### Exercise data
%%
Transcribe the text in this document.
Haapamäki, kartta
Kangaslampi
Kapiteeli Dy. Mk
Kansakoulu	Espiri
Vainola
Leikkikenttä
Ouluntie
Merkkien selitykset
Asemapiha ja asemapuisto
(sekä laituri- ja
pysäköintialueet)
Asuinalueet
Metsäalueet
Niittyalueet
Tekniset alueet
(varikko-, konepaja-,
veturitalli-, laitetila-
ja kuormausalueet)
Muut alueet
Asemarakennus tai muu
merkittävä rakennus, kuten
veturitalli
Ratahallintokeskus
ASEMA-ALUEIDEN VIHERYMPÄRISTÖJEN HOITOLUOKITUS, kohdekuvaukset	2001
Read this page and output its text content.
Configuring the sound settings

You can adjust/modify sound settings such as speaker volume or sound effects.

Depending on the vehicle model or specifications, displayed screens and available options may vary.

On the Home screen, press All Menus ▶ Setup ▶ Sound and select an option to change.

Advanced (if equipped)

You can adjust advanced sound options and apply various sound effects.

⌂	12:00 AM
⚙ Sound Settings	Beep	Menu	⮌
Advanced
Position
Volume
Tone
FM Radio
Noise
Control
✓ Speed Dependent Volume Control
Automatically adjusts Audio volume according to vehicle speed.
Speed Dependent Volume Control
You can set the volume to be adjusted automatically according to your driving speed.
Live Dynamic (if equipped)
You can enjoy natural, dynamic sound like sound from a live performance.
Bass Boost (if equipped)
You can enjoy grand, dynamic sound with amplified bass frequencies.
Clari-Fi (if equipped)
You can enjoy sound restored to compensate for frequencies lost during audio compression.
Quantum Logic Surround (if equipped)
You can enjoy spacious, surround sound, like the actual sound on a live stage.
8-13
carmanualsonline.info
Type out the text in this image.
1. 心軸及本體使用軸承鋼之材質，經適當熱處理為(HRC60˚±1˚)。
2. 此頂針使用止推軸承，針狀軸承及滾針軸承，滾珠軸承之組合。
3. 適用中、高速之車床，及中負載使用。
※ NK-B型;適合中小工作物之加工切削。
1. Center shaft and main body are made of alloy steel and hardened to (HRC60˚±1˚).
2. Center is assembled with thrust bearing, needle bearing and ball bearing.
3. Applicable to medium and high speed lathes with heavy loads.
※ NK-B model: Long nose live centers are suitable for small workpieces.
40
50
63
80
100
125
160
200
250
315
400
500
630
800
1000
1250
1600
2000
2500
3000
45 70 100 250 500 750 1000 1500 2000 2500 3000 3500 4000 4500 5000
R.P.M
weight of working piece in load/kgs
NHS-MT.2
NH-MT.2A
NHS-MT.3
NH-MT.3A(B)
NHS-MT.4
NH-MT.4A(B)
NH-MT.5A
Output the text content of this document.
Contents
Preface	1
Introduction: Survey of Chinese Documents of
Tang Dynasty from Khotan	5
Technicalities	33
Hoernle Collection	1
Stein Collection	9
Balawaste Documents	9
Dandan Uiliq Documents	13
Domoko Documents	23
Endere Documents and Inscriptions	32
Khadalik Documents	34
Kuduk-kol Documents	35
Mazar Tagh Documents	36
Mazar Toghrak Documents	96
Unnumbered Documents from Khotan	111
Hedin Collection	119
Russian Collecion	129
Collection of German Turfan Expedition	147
%%
### What is expected
The required output is the number of lines containing the word "Control", and nothing besides.

### Output for this exercise
3